* Begin *
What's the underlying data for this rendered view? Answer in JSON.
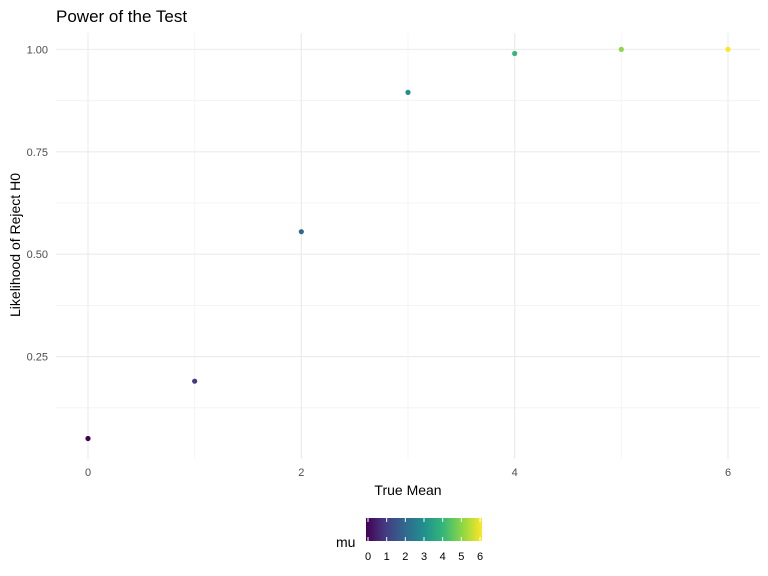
{
  "chart_data": {
    "type": "scatter",
    "title": "Power of the Test",
    "xlabel": "True Mean",
    "ylabel": "Likelihood of Reject H0",
    "x": [
      0,
      1,
      2,
      3,
      4,
      5,
      6
    ],
    "y": [
      0.05,
      0.19,
      0.555,
      0.895,
      0.99,
      1.0,
      1.0
    ],
    "xlim": [
      -0.3,
      6.3
    ],
    "ylim": [
      0.0,
      1.04
    ],
    "x_ticks": [
      "0",
      "2",
      "4",
      "6"
    ],
    "y_ticks": [
      "0.25",
      "0.50",
      "0.75",
      "1.00"
    ],
    "grid": true,
    "color_by": "mu",
    "legend": {
      "title": "mu",
      "placement": "bottom",
      "type": "colorbar",
      "ticks": [
        "0",
        "1",
        "2",
        "3",
        "4",
        "5",
        "6"
      ],
      "colors": [
        "#440154",
        "#443a83",
        "#31688e",
        "#21908d",
        "#35b779",
        "#8fd744",
        "#fde725"
      ]
    }
  }
}
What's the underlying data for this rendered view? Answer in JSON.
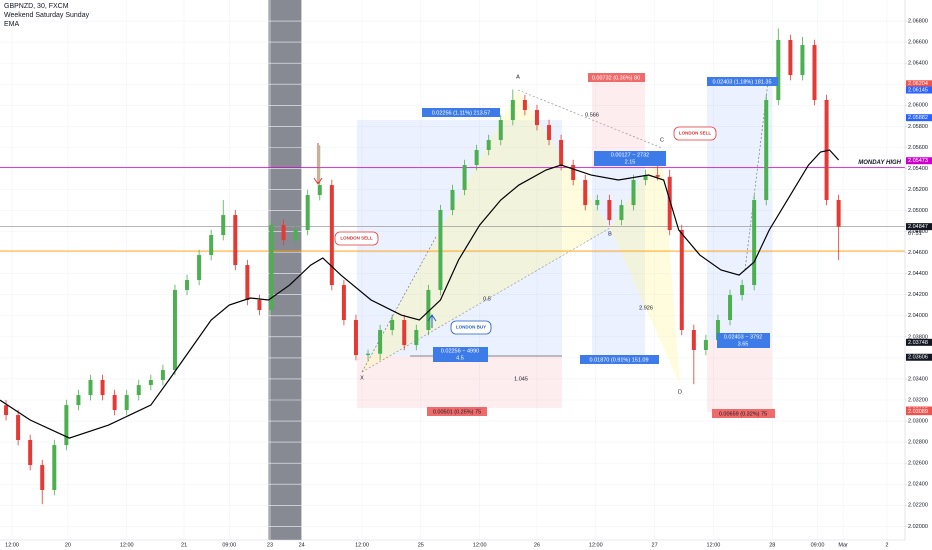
{
  "chart_data": {
    "type": "candlestick",
    "title": "GBPNZD, 30, FXCM",
    "indicators": [
      "Weekend Saturday Sunday",
      "EMA"
    ],
    "xlim": [
      0,
      300
    ],
    "ylim": [
      2.0187,
      2.07
    ],
    "grid": true,
    "up_color": "#4caf50",
    "down_color": "#e53935",
    "xticks": [
      {
        "value": 4,
        "label": "12:00"
      },
      {
        "value": 22.5,
        "label": "20"
      },
      {
        "value": 42,
        "label": "12:00"
      },
      {
        "value": 61,
        "label": "21"
      },
      {
        "value": 76,
        "label": "09:00"
      },
      {
        "value": 89.5,
        "label": "23"
      },
      {
        "value": 100,
        "label": "24"
      },
      {
        "value": 120,
        "label": "12:00"
      },
      {
        "value": 139.5,
        "label": "25"
      },
      {
        "value": 159,
        "label": "12:00"
      },
      {
        "value": 178,
        "label": "26"
      },
      {
        "value": 197.5,
        "label": "12:00"
      },
      {
        "value": 217,
        "label": "27"
      },
      {
        "value": 236.5,
        "label": "12:00"
      },
      {
        "value": 256,
        "label": "28"
      },
      {
        "value": 271,
        "label": "09:00"
      },
      {
        "value": 279.5,
        "label": "Mar"
      },
      {
        "value": 294,
        "label": "2"
      }
    ],
    "yticks": [
      {
        "value": 2.02,
        "label": "2.02000"
      },
      {
        "value": 2.022,
        "label": "2.02200"
      },
      {
        "value": 2.024,
        "label": "2.02400"
      },
      {
        "value": 2.026,
        "label": "2.02600"
      },
      {
        "value": 2.028,
        "label": "2.02800"
      },
      {
        "value": 2.03,
        "label": "2.03000"
      },
      {
        "value": 2.032,
        "label": "2.03200"
      },
      {
        "value": 2.034,
        "label": "2.03400"
      },
      {
        "value": 2.036,
        "label": "2.03600"
      },
      {
        "value": 2.038,
        "label": "2.03800"
      },
      {
        "value": 2.04,
        "label": "2.04000"
      },
      {
        "value": 2.042,
        "label": "2.04200"
      },
      {
        "value": 2.044,
        "label": "2.04400"
      },
      {
        "value": 2.046,
        "label": "2.04600"
      },
      {
        "value": 2.048,
        "label": "2.04800"
      },
      {
        "value": 2.05,
        "label": "2.05000"
      },
      {
        "value": 2.052,
        "label": "2.05200"
      },
      {
        "value": 2.054,
        "label": "2.05400"
      },
      {
        "value": 2.056,
        "label": "2.05600"
      },
      {
        "value": 2.058,
        "label": "2.05800"
      },
      {
        "value": 2.06,
        "label": "2.06000"
      },
      {
        "value": 2.062,
        "label": "2.06200"
      },
      {
        "value": 2.064,
        "label": "2.06400"
      },
      {
        "value": 2.066,
        "label": "2.06600"
      },
      {
        "value": 2.068,
        "label": "2.06800"
      }
    ],
    "weekend_band": [
      89,
      100
    ],
    "candles": {
      "x": [
        2,
        6,
        10,
        14,
        18,
        22,
        26,
        30,
        34,
        38,
        42,
        46,
        50,
        54,
        58,
        62,
        66,
        70,
        74,
        78,
        82,
        86,
        90,
        94,
        98,
        102,
        106,
        110,
        114,
        118,
        122,
        126,
        130,
        134,
        138,
        142,
        146,
        150,
        154,
        158,
        162,
        166,
        170,
        174,
        178,
        182,
        186,
        190,
        194,
        198,
        202,
        206,
        210,
        214,
        218,
        222,
        226,
        230,
        234,
        238,
        242,
        246,
        250,
        254,
        258,
        262,
        266,
        270,
        274,
        278
      ],
      "open": [
        2.0315,
        2.03057,
        2.0282,
        2.02582,
        2.02345,
        2.02772,
        2.03152,
        2.03247,
        2.0339,
        2.03247,
        2.03105,
        2.03247,
        2.03342,
        2.0339,
        2.03485,
        2.04245,
        2.0434,
        2.04577,
        2.04767,
        2.04957,
        2.04482,
        2.0415,
        2.04055,
        2.04862,
        2.0472,
        2.04815,
        2.05147,
        2.05242,
        2.04292,
        2.0396,
        2.03627,
        2.0364,
        2.03865,
        2.0396,
        2.03722,
        2.03865,
        2.04245,
        2.05005,
        2.05195,
        2.05432,
        2.05575,
        2.0567,
        2.0586,
        2.0605,
        2.05955,
        2.05812,
        2.0567,
        2.05432,
        2.0529,
        2.05052,
        2.051,
        2.0491,
        2.05052,
        2.0529,
        2.05337,
        2.0532,
        2.04815,
        2.03865,
        2.03675,
        2.0377,
        2.0396,
        2.04197,
        2.04292,
        2.051,
        2.0605,
        2.0662,
        2.06287,
        2.06572,
        2.0605,
        2.051
      ],
      "high": [
        2.032,
        2.03107,
        2.0287,
        2.02632,
        2.02822,
        2.03202,
        2.03297,
        2.0344,
        2.0344,
        2.03297,
        2.03297,
        2.03392,
        2.0344,
        2.03535,
        2.04295,
        2.0439,
        2.04627,
        2.04817,
        2.051,
        2.05007,
        2.04532,
        2.042,
        2.04912,
        2.04912,
        2.04865,
        2.05197,
        2.0562,
        2.05292,
        2.04342,
        2.0401,
        2.03677,
        2.03915,
        2.0401,
        2.0401,
        2.03915,
        2.04295,
        2.05055,
        2.05245,
        2.05482,
        2.05625,
        2.0572,
        2.0591,
        2.0615,
        2.061,
        2.06005,
        2.05862,
        2.0572,
        2.05482,
        2.0534,
        2.0515,
        2.0515,
        2.05102,
        2.0534,
        2.05387,
        2.055,
        2.05387,
        2.04865,
        2.03915,
        2.0382,
        2.0401,
        2.04247,
        2.04342,
        2.0515,
        2.061,
        2.0673,
        2.0667,
        2.0665,
        2.06622,
        2.061,
        2.0515
      ],
      "low": [
        2.03007,
        2.0277,
        2.02532,
        2.0221,
        2.02295,
        2.02722,
        2.03102,
        2.03197,
        2.03197,
        2.03055,
        2.03055,
        2.03197,
        2.03292,
        2.0334,
        2.03435,
        2.04195,
        2.0429,
        2.04527,
        2.04717,
        2.04432,
        2.041,
        2.04005,
        2.04005,
        2.0467,
        2.0467,
        2.04765,
        2.05097,
        2.04242,
        2.0391,
        2.03577,
        2.03577,
        2.03577,
        2.03815,
        2.03672,
        2.03672,
        2.03815,
        2.04195,
        2.04955,
        2.05145,
        2.05382,
        2.05525,
        2.0562,
        2.0581,
        2.05905,
        2.05762,
        2.0562,
        2.05382,
        2.0524,
        2.05002,
        2.05002,
        2.0486,
        2.0486,
        2.05002,
        2.0524,
        2.05287,
        2.04765,
        2.03815,
        2.0335,
        2.03625,
        2.0372,
        2.0391,
        2.04147,
        2.04242,
        2.0505,
        2.06,
        2.06237,
        2.06237,
        2.06,
        2.0505,
        2.0453
      ],
      "close": [
        2.03057,
        2.0282,
        2.02582,
        2.02345,
        2.02772,
        2.03152,
        2.03247,
        2.0339,
        2.03247,
        2.03105,
        2.03247,
        2.03342,
        2.0339,
        2.03485,
        2.04245,
        2.0434,
        2.04577,
        2.04767,
        2.04957,
        2.04482,
        2.0415,
        2.04055,
        2.04862,
        2.0472,
        2.04815,
        2.05147,
        2.05242,
        2.04292,
        2.0396,
        2.03627,
        2.0364,
        2.03865,
        2.0396,
        2.03722,
        2.03865,
        2.04245,
        2.05005,
        2.05195,
        2.05432,
        2.05575,
        2.0567,
        2.0586,
        2.0605,
        2.05955,
        2.05812,
        2.0567,
        2.05432,
        2.0529,
        2.05052,
        2.051,
        2.0491,
        2.05052,
        2.0529,
        2.05337,
        2.0532,
        2.04815,
        2.03865,
        2.03675,
        2.0377,
        2.0396,
        2.04197,
        2.04292,
        2.051,
        2.0605,
        2.0662,
        2.06287,
        2.06572,
        2.0605,
        2.051,
        2.04847
      ]
    },
    "ema": {
      "color": "#000000",
      "x": [
        0,
        10,
        23,
        36,
        50,
        56,
        63,
        70,
        76,
        83,
        89,
        96,
        103,
        107,
        113,
        123,
        133,
        139,
        146,
        152,
        159,
        166,
        172,
        181,
        186,
        196,
        205,
        215,
        220,
        225,
        232,
        239,
        245,
        250,
        255,
        262,
        268,
        272,
        275,
        278
      ],
      "values": [
        2.03199,
        2.0301,
        2.02838,
        2.02962,
        2.03152,
        2.0339,
        2.03675,
        2.0396,
        2.04102,
        2.04169,
        2.0415,
        2.04292,
        2.04482,
        2.04549,
        2.04387,
        2.0415,
        2.04007,
        2.0396,
        2.0415,
        2.0453,
        2.04862,
        2.051,
        2.05242,
        2.05385,
        2.05432,
        2.05337,
        2.0529,
        2.05337,
        2.0529,
        2.04815,
        2.04577,
        2.04435,
        2.04387,
        2.04511,
        2.04815,
        2.05147,
        2.05432,
        2.05556,
        2.05575,
        2.0548
      ]
    },
    "hlines": [
      {
        "value": 2.0541,
        "color": "#cc00cc",
        "label": "MONDAY HIGH"
      },
      {
        "value": 2.04615,
        "color": "#ff9800"
      },
      {
        "value": 2.04847,
        "color": "#9e9e9e"
      }
    ],
    "price_labels": [
      {
        "value": 2.06204,
        "label": "2.06204",
        "color": "#ef5350"
      },
      {
        "value": 2.06145,
        "label": "2.06145",
        "color": "#2962ff"
      },
      {
        "value": 2.05882,
        "label": "2.05882",
        "color": "#2962ff"
      },
      {
        "value": 2.05473,
        "label": "2.05473",
        "color": "#cc00cc"
      },
      {
        "value": 2.04847,
        "label": "2.04847",
        "color": "#131722"
      },
      {
        "value": 2.03748,
        "label": "2.03748",
        "color": "#131722"
      },
      {
        "value": 2.03606,
        "label": "2.03606",
        "color": "#131722"
      },
      {
        "value": 2.03105,
        "label": "2.03105",
        "color": "#ef5350"
      },
      {
        "value": 2.03089,
        "label": "2.03089",
        "color": "#ef5350"
      }
    ],
    "countdown": "07:51",
    "annotations": [
      "0.00732 (0.36%) 80",
      "0.02256 (1.11%) 213.57",
      "0.02403 (1.18%) 181.35",
      "0.566",
      "A",
      "B",
      "C",
      "D",
      "X",
      "LONDON SELL",
      "LONDON SELL",
      "LONDON BUY",
      "0.00127 − 2732",
      "2.15",
      "0.5",
      "2.926",
      "1.045",
      "0.02256 − 4990",
      "4.5",
      "0.01870 (0.91%) 151.09",
      "0.00501 (0.25%) 75",
      "0.02403 − 3792",
      "3.65",
      "0.00659 (0.32%) 75"
    ]
  }
}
* End *
Copy every line above that holds the word "type".

    "type": "scatter",
      "type": "colorbar",
    "type": "candlestick",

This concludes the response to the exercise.